• Task to carry out: Take the material below and retype it in full; pictures are left out.

[Provided data start]

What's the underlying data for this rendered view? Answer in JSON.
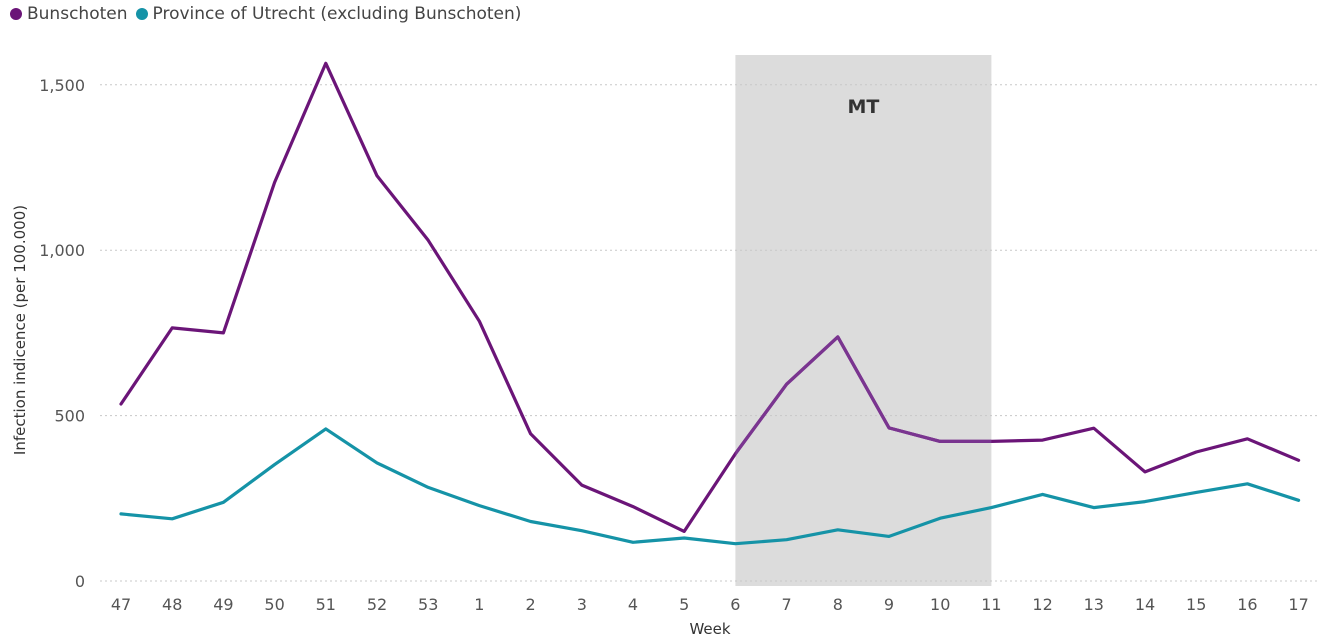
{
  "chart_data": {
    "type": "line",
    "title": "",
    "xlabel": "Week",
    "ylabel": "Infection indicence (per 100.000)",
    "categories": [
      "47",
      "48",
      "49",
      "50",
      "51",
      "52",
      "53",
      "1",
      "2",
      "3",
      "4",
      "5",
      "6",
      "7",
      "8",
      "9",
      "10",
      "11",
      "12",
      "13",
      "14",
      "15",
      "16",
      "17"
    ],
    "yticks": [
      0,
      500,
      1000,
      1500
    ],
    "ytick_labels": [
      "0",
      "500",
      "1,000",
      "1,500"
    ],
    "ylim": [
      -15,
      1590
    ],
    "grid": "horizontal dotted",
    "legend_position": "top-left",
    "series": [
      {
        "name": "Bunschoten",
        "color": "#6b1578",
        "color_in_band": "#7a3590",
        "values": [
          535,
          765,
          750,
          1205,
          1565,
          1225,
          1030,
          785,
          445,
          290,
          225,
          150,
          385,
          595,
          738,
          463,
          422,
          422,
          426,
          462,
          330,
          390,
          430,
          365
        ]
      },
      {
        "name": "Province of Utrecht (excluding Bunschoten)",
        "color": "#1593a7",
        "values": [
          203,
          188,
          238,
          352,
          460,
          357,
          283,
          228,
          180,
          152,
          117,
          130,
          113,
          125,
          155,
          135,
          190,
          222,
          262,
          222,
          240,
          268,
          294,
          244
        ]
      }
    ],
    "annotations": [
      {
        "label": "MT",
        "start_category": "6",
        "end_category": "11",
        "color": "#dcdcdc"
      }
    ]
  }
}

[Provided data end]

• Reply to the task:
What's the underlying data for this rendered view? Answer in JSON.
{
  "chart_data": {
    "type": "line",
    "title": "",
    "xlabel": "Week",
    "ylabel": "Infection indicence (per 100.000)",
    "categories": [
      "47",
      "48",
      "49",
      "50",
      "51",
      "52",
      "53",
      "1",
      "2",
      "3",
      "4",
      "5",
      "6",
      "7",
      "8",
      "9",
      "10",
      "11",
      "12",
      "13",
      "14",
      "15",
      "16",
      "17"
    ],
    "yticks": [
      0,
      500,
      1000,
      1500
    ],
    "ytick_labels": [
      "0",
      "500",
      "1,000",
      "1,500"
    ],
    "ylim": [
      -15,
      1590
    ],
    "grid": "horizontal dotted",
    "legend_position": "top-left",
    "series": [
      {
        "name": "Bunschoten",
        "color": "#6b1578",
        "color_in_band": "#7a3590",
        "values": [
          535,
          765,
          750,
          1205,
          1565,
          1225,
          1030,
          785,
          445,
          290,
          225,
          150,
          385,
          595,
          738,
          463,
          422,
          422,
          426,
          462,
          330,
          390,
          430,
          365
        ]
      },
      {
        "name": "Province of Utrecht (excluding Bunschoten)",
        "color": "#1593a7",
        "values": [
          203,
          188,
          238,
          352,
          460,
          357,
          283,
          228,
          180,
          152,
          117,
          130,
          113,
          125,
          155,
          135,
          190,
          222,
          262,
          222,
          240,
          268,
          294,
          244
        ]
      }
    ],
    "annotations": [
      {
        "label": "MT",
        "start_category": "6",
        "end_category": "11",
        "color": "#dcdcdc"
      }
    ]
  }
}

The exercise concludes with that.